# [Stated problem]
Write out the data below exactly as given, without any of its pictures.

[Dataset records]
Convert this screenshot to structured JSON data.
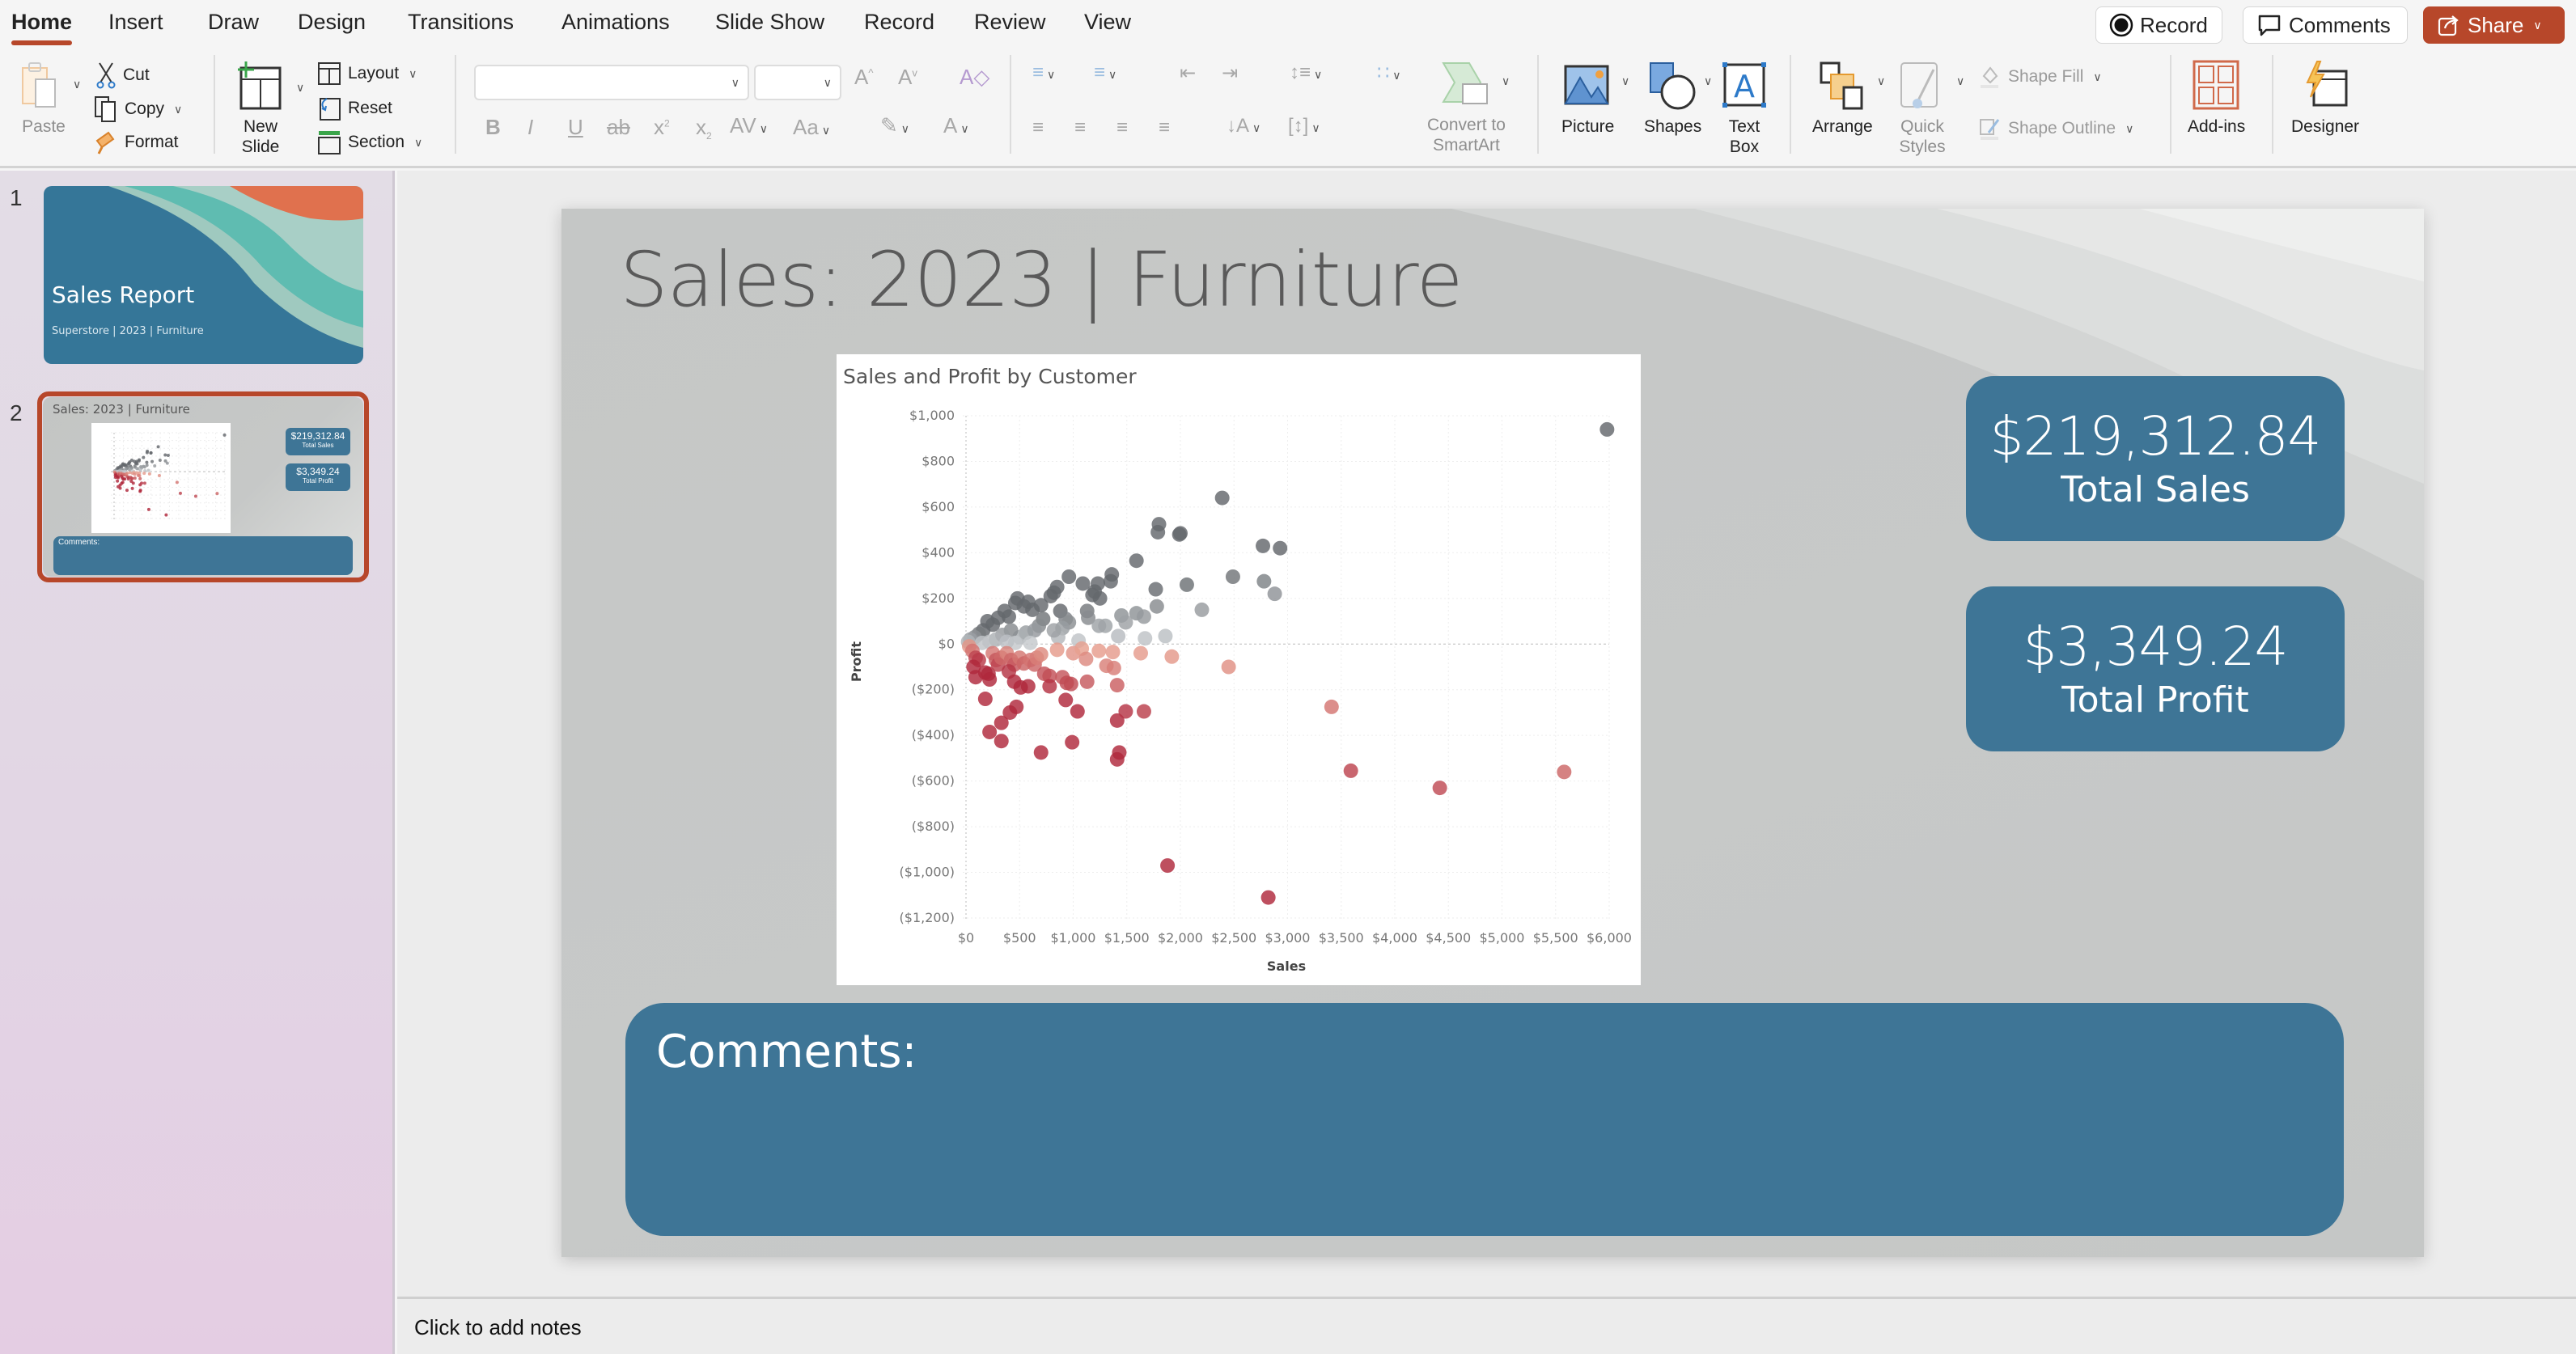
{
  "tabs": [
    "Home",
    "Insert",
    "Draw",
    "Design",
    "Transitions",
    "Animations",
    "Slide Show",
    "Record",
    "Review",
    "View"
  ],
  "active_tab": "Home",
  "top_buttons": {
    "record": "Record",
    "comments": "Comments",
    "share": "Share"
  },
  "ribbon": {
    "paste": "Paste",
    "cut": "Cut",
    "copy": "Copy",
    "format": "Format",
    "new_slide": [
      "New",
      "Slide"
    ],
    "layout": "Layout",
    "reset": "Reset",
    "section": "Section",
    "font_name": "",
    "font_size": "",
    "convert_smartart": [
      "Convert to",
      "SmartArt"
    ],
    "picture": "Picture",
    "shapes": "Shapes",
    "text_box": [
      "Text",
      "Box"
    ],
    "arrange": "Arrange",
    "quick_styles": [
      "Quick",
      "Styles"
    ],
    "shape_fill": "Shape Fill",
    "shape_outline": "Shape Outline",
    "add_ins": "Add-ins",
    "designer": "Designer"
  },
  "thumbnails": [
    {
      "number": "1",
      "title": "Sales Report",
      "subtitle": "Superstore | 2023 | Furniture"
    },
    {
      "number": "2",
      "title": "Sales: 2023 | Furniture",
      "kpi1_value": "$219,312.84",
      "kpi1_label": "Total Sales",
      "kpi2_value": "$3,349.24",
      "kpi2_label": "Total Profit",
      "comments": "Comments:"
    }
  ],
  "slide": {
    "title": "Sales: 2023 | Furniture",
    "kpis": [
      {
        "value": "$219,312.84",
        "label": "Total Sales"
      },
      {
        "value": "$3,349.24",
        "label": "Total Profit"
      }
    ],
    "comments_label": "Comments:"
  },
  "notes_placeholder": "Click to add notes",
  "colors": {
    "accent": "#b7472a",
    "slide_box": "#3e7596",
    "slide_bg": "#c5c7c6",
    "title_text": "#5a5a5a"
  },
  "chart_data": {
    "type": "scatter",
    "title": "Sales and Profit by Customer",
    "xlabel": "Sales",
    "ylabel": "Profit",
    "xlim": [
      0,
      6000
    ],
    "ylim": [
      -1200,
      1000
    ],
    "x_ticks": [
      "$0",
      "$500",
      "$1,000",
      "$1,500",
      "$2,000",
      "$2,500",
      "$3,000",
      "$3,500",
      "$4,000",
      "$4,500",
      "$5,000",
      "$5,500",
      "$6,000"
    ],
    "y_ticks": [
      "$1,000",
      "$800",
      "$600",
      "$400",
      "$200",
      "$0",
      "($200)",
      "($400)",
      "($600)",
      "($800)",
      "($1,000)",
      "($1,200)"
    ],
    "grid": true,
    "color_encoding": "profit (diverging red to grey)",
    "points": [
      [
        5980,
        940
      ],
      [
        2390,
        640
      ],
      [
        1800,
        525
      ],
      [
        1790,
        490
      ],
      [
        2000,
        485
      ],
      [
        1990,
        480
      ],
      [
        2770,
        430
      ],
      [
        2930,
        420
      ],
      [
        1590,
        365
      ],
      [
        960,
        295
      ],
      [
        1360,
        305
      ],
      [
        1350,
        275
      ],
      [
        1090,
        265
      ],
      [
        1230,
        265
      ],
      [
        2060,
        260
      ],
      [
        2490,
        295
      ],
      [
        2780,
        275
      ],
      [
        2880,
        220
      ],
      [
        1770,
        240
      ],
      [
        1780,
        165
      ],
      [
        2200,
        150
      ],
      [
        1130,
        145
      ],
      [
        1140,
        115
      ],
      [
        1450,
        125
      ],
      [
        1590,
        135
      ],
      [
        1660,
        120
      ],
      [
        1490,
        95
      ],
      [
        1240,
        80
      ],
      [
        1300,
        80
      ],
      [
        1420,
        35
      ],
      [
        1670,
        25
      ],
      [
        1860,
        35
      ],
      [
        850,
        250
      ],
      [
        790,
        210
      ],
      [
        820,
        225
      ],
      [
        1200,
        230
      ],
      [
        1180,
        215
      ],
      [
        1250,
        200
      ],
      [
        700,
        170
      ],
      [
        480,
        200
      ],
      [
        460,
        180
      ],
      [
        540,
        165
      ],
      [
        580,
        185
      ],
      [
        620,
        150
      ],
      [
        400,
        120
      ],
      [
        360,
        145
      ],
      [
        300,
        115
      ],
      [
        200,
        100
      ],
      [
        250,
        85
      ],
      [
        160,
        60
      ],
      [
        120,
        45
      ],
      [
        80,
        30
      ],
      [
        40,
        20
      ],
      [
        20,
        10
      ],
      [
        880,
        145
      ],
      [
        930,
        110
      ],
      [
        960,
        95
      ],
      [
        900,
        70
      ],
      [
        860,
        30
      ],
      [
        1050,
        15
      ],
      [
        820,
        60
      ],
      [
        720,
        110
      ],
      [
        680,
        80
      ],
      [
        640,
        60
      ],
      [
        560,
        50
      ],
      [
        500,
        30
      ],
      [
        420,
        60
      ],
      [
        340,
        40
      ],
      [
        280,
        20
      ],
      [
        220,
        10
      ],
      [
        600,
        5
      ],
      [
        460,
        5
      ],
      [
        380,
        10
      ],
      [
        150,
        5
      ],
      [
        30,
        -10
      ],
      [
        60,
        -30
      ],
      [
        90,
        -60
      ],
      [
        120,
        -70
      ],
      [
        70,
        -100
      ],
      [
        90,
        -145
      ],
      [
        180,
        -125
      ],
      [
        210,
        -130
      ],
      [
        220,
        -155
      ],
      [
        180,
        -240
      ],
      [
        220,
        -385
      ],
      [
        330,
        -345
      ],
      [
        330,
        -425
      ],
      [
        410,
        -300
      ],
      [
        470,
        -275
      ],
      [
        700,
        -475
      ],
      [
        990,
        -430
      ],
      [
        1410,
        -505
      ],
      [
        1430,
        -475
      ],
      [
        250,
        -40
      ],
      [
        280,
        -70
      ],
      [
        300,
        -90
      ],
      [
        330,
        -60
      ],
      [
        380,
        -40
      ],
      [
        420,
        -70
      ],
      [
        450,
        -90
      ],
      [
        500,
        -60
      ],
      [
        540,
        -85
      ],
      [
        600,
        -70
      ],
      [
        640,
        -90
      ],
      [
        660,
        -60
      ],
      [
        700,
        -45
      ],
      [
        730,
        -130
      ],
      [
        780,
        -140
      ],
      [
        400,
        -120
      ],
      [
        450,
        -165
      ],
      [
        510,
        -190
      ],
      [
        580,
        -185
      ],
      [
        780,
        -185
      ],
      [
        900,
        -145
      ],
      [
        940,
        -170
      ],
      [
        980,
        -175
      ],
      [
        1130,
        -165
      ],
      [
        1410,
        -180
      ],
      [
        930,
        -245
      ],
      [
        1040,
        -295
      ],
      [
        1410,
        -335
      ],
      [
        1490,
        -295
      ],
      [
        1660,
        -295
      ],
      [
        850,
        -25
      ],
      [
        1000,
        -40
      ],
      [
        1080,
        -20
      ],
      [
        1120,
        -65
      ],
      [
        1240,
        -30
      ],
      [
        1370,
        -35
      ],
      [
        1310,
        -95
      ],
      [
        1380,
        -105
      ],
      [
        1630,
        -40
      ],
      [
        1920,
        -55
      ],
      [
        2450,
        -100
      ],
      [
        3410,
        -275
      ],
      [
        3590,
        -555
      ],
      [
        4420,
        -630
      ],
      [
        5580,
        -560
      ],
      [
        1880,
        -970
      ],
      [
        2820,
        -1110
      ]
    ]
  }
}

# [Task output]
Convert this screenshot to structured JSON data.
{
  "tabs": [
    "Home",
    "Insert",
    "Draw",
    "Design",
    "Transitions",
    "Animations",
    "Slide Show",
    "Record",
    "Review",
    "View"
  ],
  "active_tab": "Home",
  "top_buttons": {
    "record": "Record",
    "comments": "Comments",
    "share": "Share"
  },
  "ribbon": {
    "paste": "Paste",
    "cut": "Cut",
    "copy": "Copy",
    "format": "Format",
    "new_slide": [
      "New",
      "Slide"
    ],
    "layout": "Layout",
    "reset": "Reset",
    "section": "Section",
    "font_name": "",
    "font_size": "",
    "convert_smartart": [
      "Convert to",
      "SmartArt"
    ],
    "picture": "Picture",
    "shapes": "Shapes",
    "text_box": [
      "Text",
      "Box"
    ],
    "arrange": "Arrange",
    "quick_styles": [
      "Quick",
      "Styles"
    ],
    "shape_fill": "Shape Fill",
    "shape_outline": "Shape Outline",
    "add_ins": "Add-ins",
    "designer": "Designer"
  },
  "thumbnails": [
    {
      "number": "1",
      "title": "Sales Report",
      "subtitle": "Superstore | 2023 | Furniture"
    },
    {
      "number": "2",
      "title": "Sales: 2023 | Furniture",
      "kpi1_value": "$219,312.84",
      "kpi1_label": "Total Sales",
      "kpi2_value": "$3,349.24",
      "kpi2_label": "Total Profit",
      "comments": "Comments:"
    }
  ],
  "slide": {
    "title": "Sales: 2023 | Furniture",
    "kpis": [
      {
        "value": "$219,312.84",
        "label": "Total Sales"
      },
      {
        "value": "$3,349.24",
        "label": "Total Profit"
      }
    ],
    "comments_label": "Comments:"
  },
  "notes_placeholder": "Click to add notes",
  "colors": {
    "accent": "#b7472a",
    "slide_box": "#3e7596",
    "slide_bg": "#c5c7c6",
    "title_text": "#5a5a5a"
  },
  "chart_data": {
    "type": "scatter",
    "title": "Sales and Profit by Customer",
    "xlabel": "Sales",
    "ylabel": "Profit",
    "xlim": [
      0,
      6000
    ],
    "ylim": [
      -1200,
      1000
    ],
    "x_ticks": [
      "$0",
      "$500",
      "$1,000",
      "$1,500",
      "$2,000",
      "$2,500",
      "$3,000",
      "$3,500",
      "$4,000",
      "$4,500",
      "$5,000",
      "$5,500",
      "$6,000"
    ],
    "y_ticks": [
      "$1,000",
      "$800",
      "$600",
      "$400",
      "$200",
      "$0",
      "($200)",
      "($400)",
      "($600)",
      "($800)",
      "($1,000)",
      "($1,200)"
    ],
    "grid": true,
    "color_encoding": "profit (diverging red to grey)",
    "points": [
      [
        5980,
        940
      ],
      [
        2390,
        640
      ],
      [
        1800,
        525
      ],
      [
        1790,
        490
      ],
      [
        2000,
        485
      ],
      [
        1990,
        480
      ],
      [
        2770,
        430
      ],
      [
        2930,
        420
      ],
      [
        1590,
        365
      ],
      [
        960,
        295
      ],
      [
        1360,
        305
      ],
      [
        1350,
        275
      ],
      [
        1090,
        265
      ],
      [
        1230,
        265
      ],
      [
        2060,
        260
      ],
      [
        2490,
        295
      ],
      [
        2780,
        275
      ],
      [
        2880,
        220
      ],
      [
        1770,
        240
      ],
      [
        1780,
        165
      ],
      [
        2200,
        150
      ],
      [
        1130,
        145
      ],
      [
        1140,
        115
      ],
      [
        1450,
        125
      ],
      [
        1590,
        135
      ],
      [
        1660,
        120
      ],
      [
        1490,
        95
      ],
      [
        1240,
        80
      ],
      [
        1300,
        80
      ],
      [
        1420,
        35
      ],
      [
        1670,
        25
      ],
      [
        1860,
        35
      ],
      [
        850,
        250
      ],
      [
        790,
        210
      ],
      [
        820,
        225
      ],
      [
        1200,
        230
      ],
      [
        1180,
        215
      ],
      [
        1250,
        200
      ],
      [
        700,
        170
      ],
      [
        480,
        200
      ],
      [
        460,
        180
      ],
      [
        540,
        165
      ],
      [
        580,
        185
      ],
      [
        620,
        150
      ],
      [
        400,
        120
      ],
      [
        360,
        145
      ],
      [
        300,
        115
      ],
      [
        200,
        100
      ],
      [
        250,
        85
      ],
      [
        160,
        60
      ],
      [
        120,
        45
      ],
      [
        80,
        30
      ],
      [
        40,
        20
      ],
      [
        20,
        10
      ],
      [
        880,
        145
      ],
      [
        930,
        110
      ],
      [
        960,
        95
      ],
      [
        900,
        70
      ],
      [
        860,
        30
      ],
      [
        1050,
        15
      ],
      [
        820,
        60
      ],
      [
        720,
        110
      ],
      [
        680,
        80
      ],
      [
        640,
        60
      ],
      [
        560,
        50
      ],
      [
        500,
        30
      ],
      [
        420,
        60
      ],
      [
        340,
        40
      ],
      [
        280,
        20
      ],
      [
        220,
        10
      ],
      [
        600,
        5
      ],
      [
        460,
        5
      ],
      [
        380,
        10
      ],
      [
        150,
        5
      ],
      [
        30,
        -10
      ],
      [
        60,
        -30
      ],
      [
        90,
        -60
      ],
      [
        120,
        -70
      ],
      [
        70,
        -100
      ],
      [
        90,
        -145
      ],
      [
        180,
        -125
      ],
      [
        210,
        -130
      ],
      [
        220,
        -155
      ],
      [
        180,
        -240
      ],
      [
        220,
        -385
      ],
      [
        330,
        -345
      ],
      [
        330,
        -425
      ],
      [
        410,
        -300
      ],
      [
        470,
        -275
      ],
      [
        700,
        -475
      ],
      [
        990,
        -430
      ],
      [
        1410,
        -505
      ],
      [
        1430,
        -475
      ],
      [
        250,
        -40
      ],
      [
        280,
        -70
      ],
      [
        300,
        -90
      ],
      [
        330,
        -60
      ],
      [
        380,
        -40
      ],
      [
        420,
        -70
      ],
      [
        450,
        -90
      ],
      [
        500,
        -60
      ],
      [
        540,
        -85
      ],
      [
        600,
        -70
      ],
      [
        640,
        -90
      ],
      [
        660,
        -60
      ],
      [
        700,
        -45
      ],
      [
        730,
        -130
      ],
      [
        780,
        -140
      ],
      [
        400,
        -120
      ],
      [
        450,
        -165
      ],
      [
        510,
        -190
      ],
      [
        580,
        -185
      ],
      [
        780,
        -185
      ],
      [
        900,
        -145
      ],
      [
        940,
        -170
      ],
      [
        980,
        -175
      ],
      [
        1130,
        -165
      ],
      [
        1410,
        -180
      ],
      [
        930,
        -245
      ],
      [
        1040,
        -295
      ],
      [
        1410,
        -335
      ],
      [
        1490,
        -295
      ],
      [
        1660,
        -295
      ],
      [
        850,
        -25
      ],
      [
        1000,
        -40
      ],
      [
        1080,
        -20
      ],
      [
        1120,
        -65
      ],
      [
        1240,
        -30
      ],
      [
        1370,
        -35
      ],
      [
        1310,
        -95
      ],
      [
        1380,
        -105
      ],
      [
        1630,
        -40
      ],
      [
        1920,
        -55
      ],
      [
        2450,
        -100
      ],
      [
        3410,
        -275
      ],
      [
        3590,
        -555
      ],
      [
        4420,
        -630
      ],
      [
        5580,
        -560
      ],
      [
        1880,
        -970
      ],
      [
        2820,
        -1110
      ]
    ]
  }
}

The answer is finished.